§ What you should do:
Each entry that follows is to be retyped exactly. Pictures do not belong in the copy.
>> start Input records
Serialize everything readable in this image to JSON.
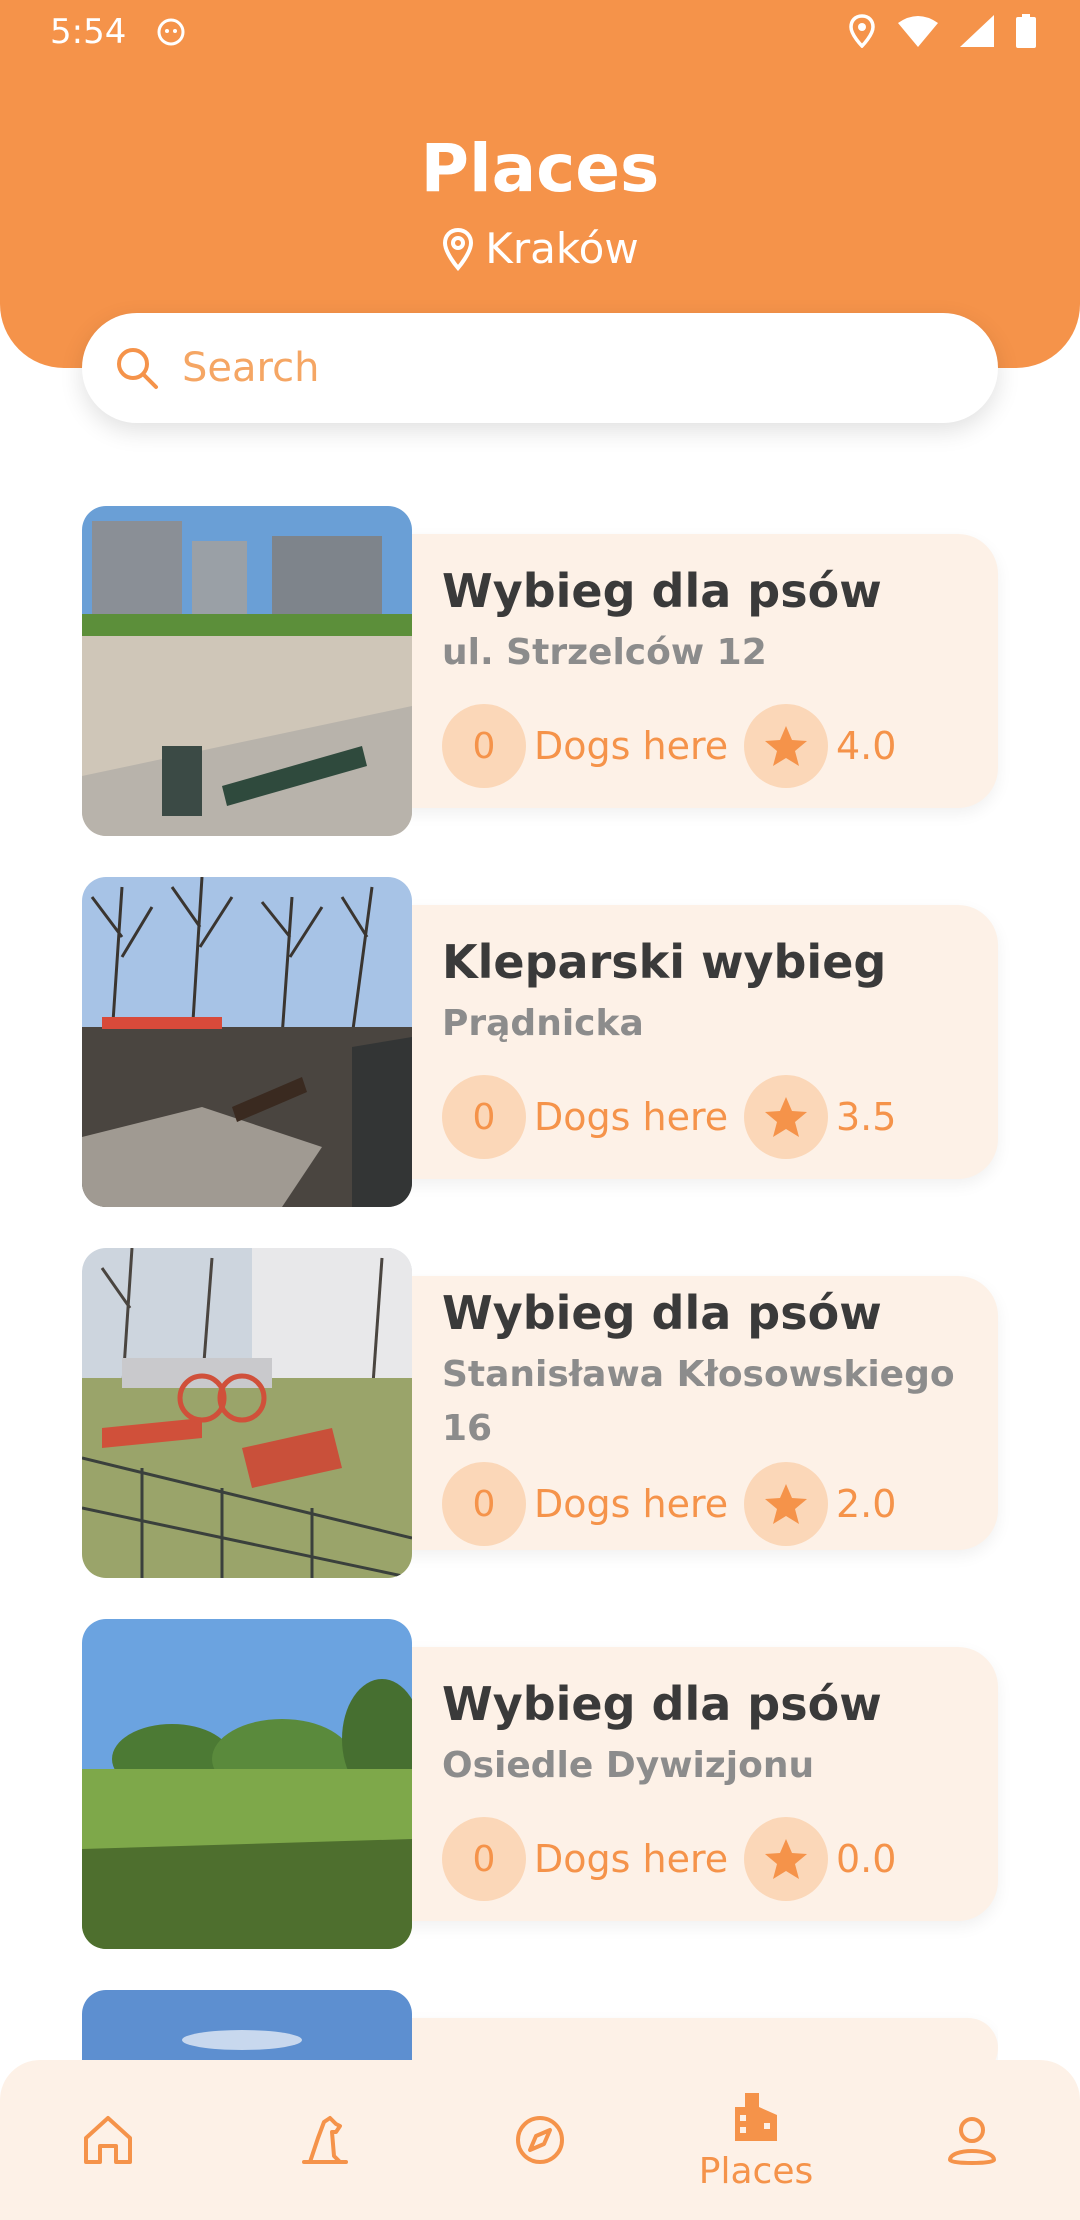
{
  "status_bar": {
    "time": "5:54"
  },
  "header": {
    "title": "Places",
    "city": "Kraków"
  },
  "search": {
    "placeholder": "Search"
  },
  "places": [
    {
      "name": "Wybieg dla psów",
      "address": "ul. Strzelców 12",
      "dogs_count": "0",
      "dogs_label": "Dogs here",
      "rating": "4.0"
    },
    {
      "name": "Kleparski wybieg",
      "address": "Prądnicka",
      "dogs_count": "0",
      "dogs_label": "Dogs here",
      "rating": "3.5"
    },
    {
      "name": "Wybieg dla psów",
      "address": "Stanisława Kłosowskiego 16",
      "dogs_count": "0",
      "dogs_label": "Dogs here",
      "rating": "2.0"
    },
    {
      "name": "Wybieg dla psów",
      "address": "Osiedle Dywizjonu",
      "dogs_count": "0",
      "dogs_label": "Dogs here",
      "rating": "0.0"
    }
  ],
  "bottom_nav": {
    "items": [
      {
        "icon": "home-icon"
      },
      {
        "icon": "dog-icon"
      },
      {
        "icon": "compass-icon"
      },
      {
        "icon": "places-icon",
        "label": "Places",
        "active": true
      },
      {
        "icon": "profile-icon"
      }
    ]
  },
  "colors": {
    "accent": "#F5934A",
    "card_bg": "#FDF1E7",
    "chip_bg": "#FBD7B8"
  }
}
>> end Input records
§ Task output:
Serialize everything readable in this image to JSON.
{
  "status_bar": {
    "time": "5:54"
  },
  "header": {
    "title": "Places",
    "city": "Kraków"
  },
  "search": {
    "placeholder": "Search"
  },
  "places": [
    {
      "name": "Wybieg dla psów",
      "address": "ul. Strzelców 12",
      "dogs_count": "0",
      "dogs_label": "Dogs here",
      "rating": "4.0"
    },
    {
      "name": "Kleparski wybieg",
      "address": "Prądnicka",
      "dogs_count": "0",
      "dogs_label": "Dogs here",
      "rating": "3.5"
    },
    {
      "name": "Wybieg dla psów",
      "address": "Stanisława Kłosowskiego 16",
      "dogs_count": "0",
      "dogs_label": "Dogs here",
      "rating": "2.0"
    },
    {
      "name": "Wybieg dla psów",
      "address": "Osiedle Dywizjonu",
      "dogs_count": "0",
      "dogs_label": "Dogs here",
      "rating": "0.0"
    }
  ],
  "bottom_nav": {
    "items": [
      {
        "icon": "home-icon"
      },
      {
        "icon": "dog-icon"
      },
      {
        "icon": "compass-icon"
      },
      {
        "icon": "places-icon",
        "label": "Places",
        "active": true
      },
      {
        "icon": "profile-icon"
      }
    ]
  },
  "colors": {
    "accent": "#F5934A",
    "card_bg": "#FDF1E7",
    "chip_bg": "#FBD7B8"
  }
}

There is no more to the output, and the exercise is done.